[Start SUPPLIED MATERIAL]

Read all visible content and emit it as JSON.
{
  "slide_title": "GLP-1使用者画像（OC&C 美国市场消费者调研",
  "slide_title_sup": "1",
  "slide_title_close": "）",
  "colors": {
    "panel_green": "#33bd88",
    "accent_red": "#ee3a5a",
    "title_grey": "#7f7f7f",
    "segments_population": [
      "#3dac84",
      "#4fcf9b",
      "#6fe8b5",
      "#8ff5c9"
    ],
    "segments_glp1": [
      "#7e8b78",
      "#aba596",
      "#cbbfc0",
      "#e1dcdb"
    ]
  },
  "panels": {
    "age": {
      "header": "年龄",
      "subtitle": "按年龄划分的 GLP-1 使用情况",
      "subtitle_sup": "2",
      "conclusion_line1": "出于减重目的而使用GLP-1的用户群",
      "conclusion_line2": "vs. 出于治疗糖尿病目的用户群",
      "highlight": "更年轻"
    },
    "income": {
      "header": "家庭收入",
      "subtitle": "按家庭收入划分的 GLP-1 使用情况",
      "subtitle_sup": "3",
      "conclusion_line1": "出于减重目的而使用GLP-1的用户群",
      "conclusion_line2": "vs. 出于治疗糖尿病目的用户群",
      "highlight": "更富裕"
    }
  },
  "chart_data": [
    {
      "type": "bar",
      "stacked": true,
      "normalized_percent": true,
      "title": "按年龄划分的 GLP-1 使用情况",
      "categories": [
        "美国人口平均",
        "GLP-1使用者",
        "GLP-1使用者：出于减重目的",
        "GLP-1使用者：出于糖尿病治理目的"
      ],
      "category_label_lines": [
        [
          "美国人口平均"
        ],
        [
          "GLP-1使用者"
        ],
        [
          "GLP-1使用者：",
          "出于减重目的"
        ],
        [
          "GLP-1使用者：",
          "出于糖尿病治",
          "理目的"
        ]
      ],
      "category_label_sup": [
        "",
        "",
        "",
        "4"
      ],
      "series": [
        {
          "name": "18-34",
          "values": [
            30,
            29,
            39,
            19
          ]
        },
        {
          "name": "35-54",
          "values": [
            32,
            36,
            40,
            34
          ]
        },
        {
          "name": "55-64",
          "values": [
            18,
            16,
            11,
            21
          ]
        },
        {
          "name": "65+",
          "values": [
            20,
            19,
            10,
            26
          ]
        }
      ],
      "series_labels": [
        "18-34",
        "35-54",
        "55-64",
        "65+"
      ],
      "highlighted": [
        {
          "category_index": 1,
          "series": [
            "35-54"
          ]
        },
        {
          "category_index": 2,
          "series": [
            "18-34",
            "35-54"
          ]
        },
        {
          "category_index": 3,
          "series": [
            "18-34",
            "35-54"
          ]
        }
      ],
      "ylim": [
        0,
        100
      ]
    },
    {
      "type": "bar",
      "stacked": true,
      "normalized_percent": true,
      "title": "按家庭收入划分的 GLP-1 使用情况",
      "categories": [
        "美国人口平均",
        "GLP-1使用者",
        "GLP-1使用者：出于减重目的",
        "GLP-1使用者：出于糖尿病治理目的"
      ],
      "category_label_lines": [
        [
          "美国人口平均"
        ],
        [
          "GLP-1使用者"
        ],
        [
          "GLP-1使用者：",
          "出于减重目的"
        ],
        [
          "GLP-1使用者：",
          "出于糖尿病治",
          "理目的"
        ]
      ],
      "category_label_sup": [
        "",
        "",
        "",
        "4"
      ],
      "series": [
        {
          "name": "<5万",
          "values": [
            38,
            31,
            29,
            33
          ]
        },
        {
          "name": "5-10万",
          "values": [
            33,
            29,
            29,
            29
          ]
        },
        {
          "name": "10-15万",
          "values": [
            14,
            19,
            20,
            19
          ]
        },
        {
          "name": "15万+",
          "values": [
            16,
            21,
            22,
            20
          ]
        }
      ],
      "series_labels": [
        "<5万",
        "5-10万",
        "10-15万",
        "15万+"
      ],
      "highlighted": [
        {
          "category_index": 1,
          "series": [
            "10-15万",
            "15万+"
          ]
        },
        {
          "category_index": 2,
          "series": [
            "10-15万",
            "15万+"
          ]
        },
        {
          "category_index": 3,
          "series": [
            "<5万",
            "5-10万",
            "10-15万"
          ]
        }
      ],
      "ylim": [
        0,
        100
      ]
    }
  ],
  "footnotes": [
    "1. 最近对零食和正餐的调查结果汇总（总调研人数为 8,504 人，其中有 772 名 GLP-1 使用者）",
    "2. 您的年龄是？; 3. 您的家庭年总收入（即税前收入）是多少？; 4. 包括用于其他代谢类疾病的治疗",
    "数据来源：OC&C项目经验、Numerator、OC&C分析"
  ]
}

[End SUPPLIED MATERIAL]

Output every entry shown above, exactly.

Read all visible content and emit it as JSON.
{
  "slide_title": "GLP-1使用者画像（OC&C 美国市场消费者调研",
  "slide_title_sup": "1",
  "slide_title_close": "）",
  "colors": {
    "panel_green": "#33bd88",
    "accent_red": "#ee3a5a",
    "title_grey": "#7f7f7f",
    "segments_population": [
      "#3dac84",
      "#4fcf9b",
      "#6fe8b5",
      "#8ff5c9"
    ],
    "segments_glp1": [
      "#7e8b78",
      "#aba596",
      "#cbbfc0",
      "#e1dcdb"
    ]
  },
  "panels": {
    "age": {
      "header": "年龄",
      "subtitle": "按年龄划分的 GLP-1 使用情况",
      "subtitle_sup": "2",
      "conclusion_line1": "出于减重目的而使用GLP-1的用户群",
      "conclusion_line2": "vs. 出于治疗糖尿病目的用户群",
      "highlight": "更年轻"
    },
    "income": {
      "header": "家庭收入",
      "subtitle": "按家庭收入划分的 GLP-1 使用情况",
      "subtitle_sup": "3",
      "conclusion_line1": "出于减重目的而使用GLP-1的用户群",
      "conclusion_line2": "vs. 出于治疗糖尿病目的用户群",
      "highlight": "更富裕"
    }
  },
  "chart_data": [
    {
      "type": "bar",
      "stacked": true,
      "normalized_percent": true,
      "title": "按年龄划分的 GLP-1 使用情况",
      "categories": [
        "美国人口平均",
        "GLP-1使用者",
        "GLP-1使用者：出于减重目的",
        "GLP-1使用者：出于糖尿病治理目的"
      ],
      "category_label_lines": [
        [
          "美国人口平均"
        ],
        [
          "GLP-1使用者"
        ],
        [
          "GLP-1使用者：",
          "出于减重目的"
        ],
        [
          "GLP-1使用者：",
          "出于糖尿病治",
          "理目的"
        ]
      ],
      "category_label_sup": [
        "",
        "",
        "",
        "4"
      ],
      "series": [
        {
          "name": "18-34",
          "values": [
            30,
            29,
            39,
            19
          ]
        },
        {
          "name": "35-54",
          "values": [
            32,
            36,
            40,
            34
          ]
        },
        {
          "name": "55-64",
          "values": [
            18,
            16,
            11,
            21
          ]
        },
        {
          "name": "65+",
          "values": [
            20,
            19,
            10,
            26
          ]
        }
      ],
      "series_labels": [
        "18-34",
        "35-54",
        "55-64",
        "65+"
      ],
      "highlighted": [
        {
          "category_index": 1,
          "series": [
            "35-54"
          ]
        },
        {
          "category_index": 2,
          "series": [
            "18-34",
            "35-54"
          ]
        },
        {
          "category_index": 3,
          "series": [
            "18-34",
            "35-54"
          ]
        }
      ],
      "ylim": [
        0,
        100
      ]
    },
    {
      "type": "bar",
      "stacked": true,
      "normalized_percent": true,
      "title": "按家庭收入划分的 GLP-1 使用情况",
      "categories": [
        "美国人口平均",
        "GLP-1使用者",
        "GLP-1使用者：出于减重目的",
        "GLP-1使用者：出于糖尿病治理目的"
      ],
      "category_label_lines": [
        [
          "美国人口平均"
        ],
        [
          "GLP-1使用者"
        ],
        [
          "GLP-1使用者：",
          "出于减重目的"
        ],
        [
          "GLP-1使用者：",
          "出于糖尿病治",
          "理目的"
        ]
      ],
      "category_label_sup": [
        "",
        "",
        "",
        "4"
      ],
      "series": [
        {
          "name": "<5万",
          "values": [
            38,
            31,
            29,
            33
          ]
        },
        {
          "name": "5-10万",
          "values": [
            33,
            29,
            29,
            29
          ]
        },
        {
          "name": "10-15万",
          "values": [
            14,
            19,
            20,
            19
          ]
        },
        {
          "name": "15万+",
          "values": [
            16,
            21,
            22,
            20
          ]
        }
      ],
      "series_labels": [
        "<5万",
        "5-10万",
        "10-15万",
        "15万+"
      ],
      "highlighted": [
        {
          "category_index": 1,
          "series": [
            "10-15万",
            "15万+"
          ]
        },
        {
          "category_index": 2,
          "series": [
            "10-15万",
            "15万+"
          ]
        },
        {
          "category_index": 3,
          "series": [
            "<5万",
            "5-10万",
            "10-15万"
          ]
        }
      ],
      "ylim": [
        0,
        100
      ]
    }
  ],
  "footnotes": [
    "1. 最近对零食和正餐的调查结果汇总（总调研人数为 8,504 人，其中有 772 名 GLP-1 使用者）",
    "2. 您的年龄是？; 3. 您的家庭年总收入（即税前收入）是多少？; 4. 包括用于其他代谢类疾病的治疗",
    "数据来源：OC&C项目经验、Numerator、OC&C分析"
  ]
}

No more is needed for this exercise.